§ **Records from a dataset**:
▽

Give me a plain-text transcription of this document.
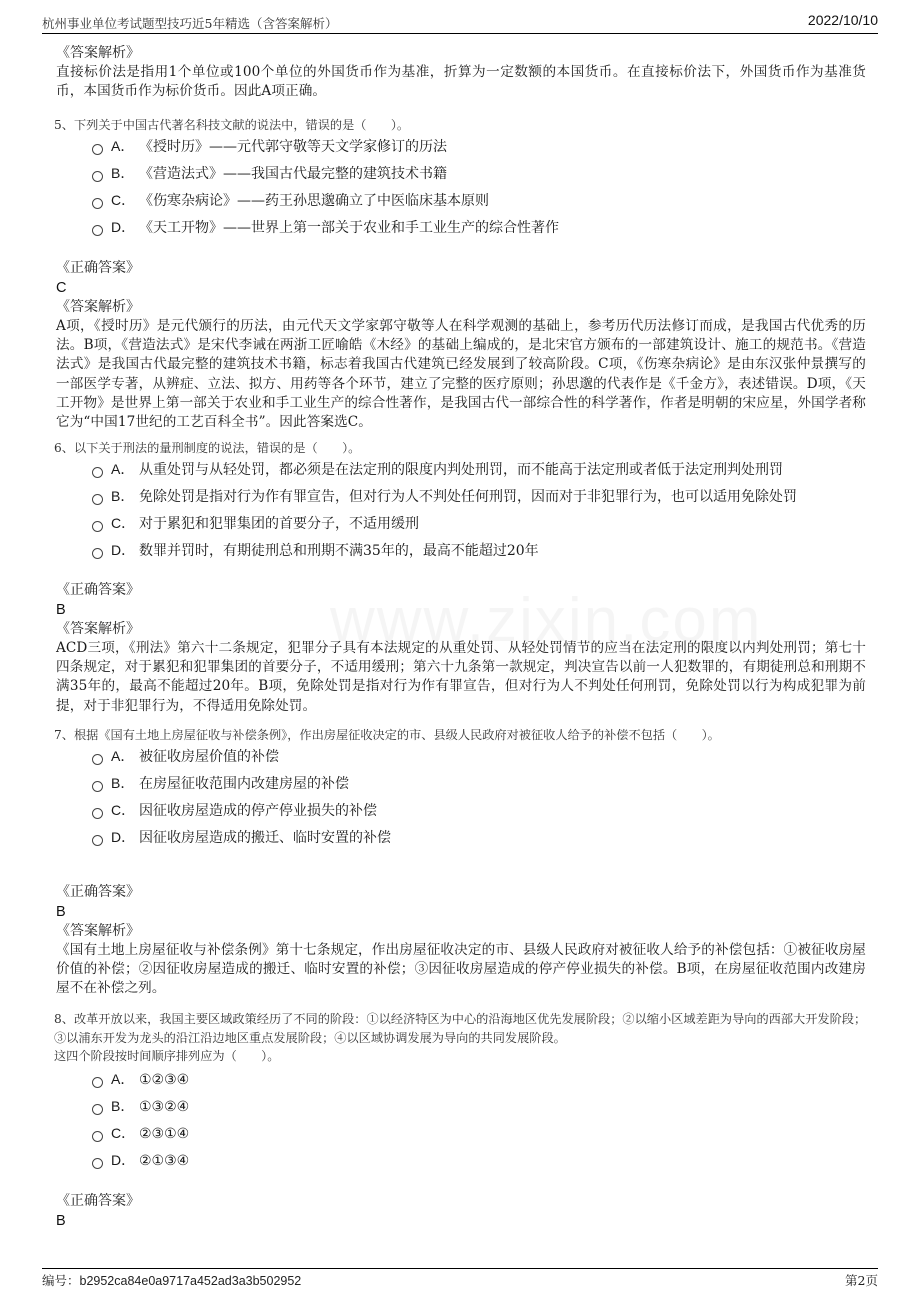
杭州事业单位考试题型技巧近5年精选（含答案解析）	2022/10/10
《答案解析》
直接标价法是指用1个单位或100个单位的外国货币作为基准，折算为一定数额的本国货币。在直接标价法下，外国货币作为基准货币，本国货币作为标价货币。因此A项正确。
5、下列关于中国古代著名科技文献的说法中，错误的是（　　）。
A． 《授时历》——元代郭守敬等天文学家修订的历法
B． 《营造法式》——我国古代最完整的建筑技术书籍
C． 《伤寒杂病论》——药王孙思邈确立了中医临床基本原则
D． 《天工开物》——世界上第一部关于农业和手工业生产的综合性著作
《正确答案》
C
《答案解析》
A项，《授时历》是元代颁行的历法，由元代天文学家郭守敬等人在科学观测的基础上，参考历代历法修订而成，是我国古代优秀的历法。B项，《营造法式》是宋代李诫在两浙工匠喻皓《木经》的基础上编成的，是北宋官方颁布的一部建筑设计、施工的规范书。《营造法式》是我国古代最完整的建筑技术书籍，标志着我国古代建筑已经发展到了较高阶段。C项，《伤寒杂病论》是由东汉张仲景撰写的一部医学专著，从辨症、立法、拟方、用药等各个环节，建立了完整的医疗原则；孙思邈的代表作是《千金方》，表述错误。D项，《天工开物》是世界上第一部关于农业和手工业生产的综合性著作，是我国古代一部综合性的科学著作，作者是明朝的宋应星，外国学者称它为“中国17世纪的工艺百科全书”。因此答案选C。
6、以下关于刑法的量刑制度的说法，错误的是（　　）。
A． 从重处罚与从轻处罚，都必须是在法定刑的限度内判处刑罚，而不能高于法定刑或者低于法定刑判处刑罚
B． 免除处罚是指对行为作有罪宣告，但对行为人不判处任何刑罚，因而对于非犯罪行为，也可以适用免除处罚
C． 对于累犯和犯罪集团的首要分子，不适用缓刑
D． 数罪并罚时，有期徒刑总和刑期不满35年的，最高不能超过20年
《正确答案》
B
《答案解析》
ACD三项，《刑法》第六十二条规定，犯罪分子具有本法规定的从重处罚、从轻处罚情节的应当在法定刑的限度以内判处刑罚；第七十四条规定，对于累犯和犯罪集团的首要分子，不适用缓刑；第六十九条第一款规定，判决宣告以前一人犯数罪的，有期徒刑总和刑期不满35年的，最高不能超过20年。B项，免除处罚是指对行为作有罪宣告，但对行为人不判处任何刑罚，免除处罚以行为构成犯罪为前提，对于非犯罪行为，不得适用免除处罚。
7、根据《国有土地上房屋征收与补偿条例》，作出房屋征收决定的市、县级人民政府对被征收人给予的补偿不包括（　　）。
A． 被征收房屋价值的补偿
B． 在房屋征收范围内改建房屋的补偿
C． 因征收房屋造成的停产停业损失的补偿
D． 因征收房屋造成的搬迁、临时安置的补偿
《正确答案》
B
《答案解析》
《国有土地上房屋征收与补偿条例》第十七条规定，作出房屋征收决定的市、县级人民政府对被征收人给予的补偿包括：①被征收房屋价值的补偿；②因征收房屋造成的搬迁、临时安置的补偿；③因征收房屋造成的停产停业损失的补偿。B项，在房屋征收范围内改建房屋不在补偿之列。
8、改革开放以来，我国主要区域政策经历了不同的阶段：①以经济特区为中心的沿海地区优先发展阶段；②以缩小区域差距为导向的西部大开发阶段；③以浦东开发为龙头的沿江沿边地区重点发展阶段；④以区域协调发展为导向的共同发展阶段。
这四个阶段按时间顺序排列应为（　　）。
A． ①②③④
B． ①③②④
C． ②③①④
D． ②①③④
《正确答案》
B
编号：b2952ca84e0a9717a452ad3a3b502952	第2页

△

§ **What is needed**: Set down the complete material exactly, but do not include the images.

§ **Problem solution**:
Give me a plain-text transcription of this document.
杭州事业单位考试题型技巧近5年精选（含答案解析）	2022/10/10
《答案解析》
直接标价法是指用1个单位或100个单位的外国货币作为基准，折算为一定数额的本国货币。在直接标价法下，外国货币作为基准货币，本国货币作为标价货币。因此A项正确。
5、下列关于中国古代著名科技文献的说法中，错误的是（　　）。
A． 《授时历》——元代郭守敬等天文学家修订的历法
B． 《营造法式》——我国古代最完整的建筑技术书籍
C． 《伤寒杂病论》——药王孙思邈确立了中医临床基本原则
D． 《天工开物》——世界上第一部关于农业和手工业生产的综合性著作
《正确答案》
C
《答案解析》
A项，《授时历》是元代颁行的历法，由元代天文学家郭守敬等人在科学观测的基础上，参考历代历法修订而成，是我国古代优秀的历法。B项，《营造法式》是宋代李诫在两浙工匠喻皓《木经》的基础上编成的，是北宋官方颁布的一部建筑设计、施工的规范书。《营造法式》是我国古代最完整的建筑技术书籍，标志着我国古代建筑已经发展到了较高阶段。C项，《伤寒杂病论》是由东汉张仲景撰写的一部医学专著，从辨症、立法、拟方、用药等各个环节，建立了完整的医疗原则；孙思邈的代表作是《千金方》，表述错误。D项，《天工开物》是世界上第一部关于农业和手工业生产的综合性著作，是我国古代一部综合性的科学著作，作者是明朝的宋应星，外国学者称它为“中国17世纪的工艺百科全书”。因此答案选C。
6、以下关于刑法的量刑制度的说法，错误的是（　　）。
A． 从重处罚与从轻处罚，都必须是在法定刑的限度内判处刑罚，而不能高于法定刑或者低于法定刑判处刑罚
B． 免除处罚是指对行为作有罪宣告，但对行为人不判处任何刑罚，因而对于非犯罪行为，也可以适用免除处罚
C． 对于累犯和犯罪集团的首要分子，不适用缓刑
D． 数罪并罚时，有期徒刑总和刑期不满35年的，最高不能超过20年
《正确答案》
B
《答案解析》
ACD三项，《刑法》第六十二条规定，犯罪分子具有本法规定的从重处罚、从轻处罚情节的应当在法定刑的限度以内判处刑罚；第七十四条规定，对于累犯和犯罪集团的首要分子，不适用缓刑；第六十九条第一款规定，判决宣告以前一人犯数罪的，有期徒刑总和刑期不满35年的，最高不能超过20年。B项，免除处罚是指对行为作有罪宣告，但对行为人不判处任何刑罚，免除处罚以行为构成犯罪为前提，对于非犯罪行为，不得适用免除处罚。
7、根据《国有土地上房屋征收与补偿条例》，作出房屋征收决定的市、县级人民政府对被征收人给予的补偿不包括（　　）。
A． 被征收房屋价值的补偿
B． 在房屋征收范围内改建房屋的补偿
C． 因征收房屋造成的停产停业损失的补偿
D． 因征收房屋造成的搬迁、临时安置的补偿
《正确答案》
B
《答案解析》
《国有土地上房屋征收与补偿条例》第十七条规定，作出房屋征收决定的市、县级人民政府对被征收人给予的补偿包括：①被征收房屋价值的补偿；②因征收房屋造成的搬迁、临时安置的补偿；③因征收房屋造成的停产停业损失的补偿。B项，在房屋征收范围内改建房屋不在补偿之列。
8、改革开放以来，我国主要区域政策经历了不同的阶段：①以经济特区为中心的沿海地区优先发展阶段；②以缩小区域差距为导向的西部大开发阶段；③以浦东开发为龙头的沿江沿边地区重点发展阶段；④以区域协调发展为导向的共同发展阶段。
这四个阶段按时间顺序排列应为（　　）。
A． ①②③④
B． ①③②④
C． ②③①④
D． ②①③④
《正确答案》
B
编号：b2952ca84e0a9717a452ad3a3b502952	第2页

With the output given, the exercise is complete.